Copy the data below line for line, without changing anything. Leave out the pictures.
[Start DATASET RECORDS]
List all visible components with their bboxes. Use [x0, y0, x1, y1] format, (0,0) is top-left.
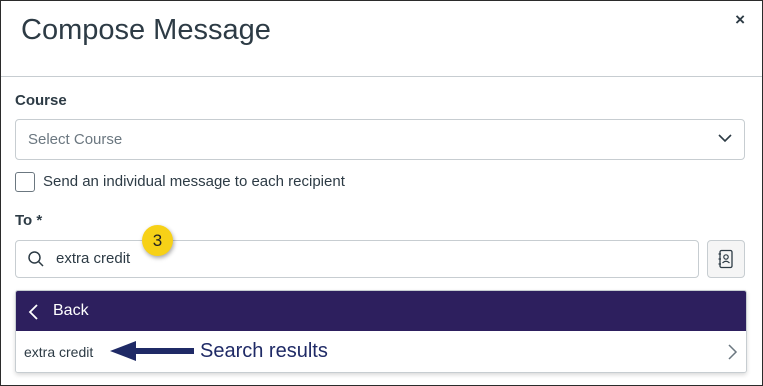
recipient-search-input[interactable]: extra credit: [15, 240, 699, 278]
course-label: Course: [15, 92, 67, 109]
chevron-left-icon: [27, 303, 41, 326]
course-select[interactable]: Select Course: [15, 119, 745, 160]
close-icon[interactable]: ×: [735, 10, 745, 30]
address-book-icon: [718, 249, 733, 269]
address-book-button[interactable]: [707, 240, 745, 278]
dropdown-back-row[interactable]: Back: [16, 291, 746, 331]
dialog-title: Compose Message: [21, 14, 271, 46]
back-label: Back: [53, 302, 89, 319]
chevron-down-icon: [716, 129, 734, 152]
individual-message-label: Send an individual message to each recip…: [43, 173, 345, 190]
step-badge: 3: [142, 225, 173, 256]
course-select-placeholder: Select Course: [28, 131, 123, 148]
result-label: extra credit: [24, 344, 94, 360]
individual-message-checkbox[interactable]: [15, 172, 35, 192]
recipient-search-value: extra credit: [56, 250, 131, 267]
annotation-label: Search results: [200, 340, 328, 362]
search-icon: [27, 250, 45, 273]
arrow-left-icon: [110, 341, 194, 361]
header-divider: [1, 76, 762, 77]
chevron-right-icon: [726, 343, 738, 366]
to-label: To *: [15, 212, 43, 229]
[End DATASET RECORDS]
▶ **ANSWER**:
List all visible components with their bboxes. Use [x0, y0, x1, y1] format, (0,0) is top-left.
recipient-search-input[interactable]: extra credit: [15, 240, 699, 278]
course-label: Course: [15, 92, 67, 109]
chevron-left-icon: [27, 303, 41, 326]
course-select[interactable]: Select Course: [15, 119, 745, 160]
close-icon[interactable]: ×: [735, 10, 745, 30]
address-book-icon: [718, 249, 733, 269]
address-book-button[interactable]: [707, 240, 745, 278]
dropdown-back-row[interactable]: Back: [16, 291, 746, 331]
dialog-title: Compose Message: [21, 14, 271, 46]
back-label: Back: [53, 302, 89, 319]
chevron-down-icon: [716, 129, 734, 152]
individual-message-label: Send an individual message to each recip…: [43, 173, 345, 190]
step-badge: 3: [142, 225, 173, 256]
course-select-placeholder: Select Course: [28, 131, 123, 148]
result-label: extra credit: [24, 344, 94, 360]
individual-message-checkbox[interactable]: [15, 172, 35, 192]
recipient-search-value: extra credit: [56, 250, 131, 267]
annotation-label: Search results: [200, 340, 328, 362]
search-icon: [27, 250, 45, 273]
arrow-left-icon: [110, 341, 194, 361]
header-divider: [1, 76, 762, 77]
chevron-right-icon: [726, 343, 738, 366]
to-label: To *: [15, 212, 43, 229]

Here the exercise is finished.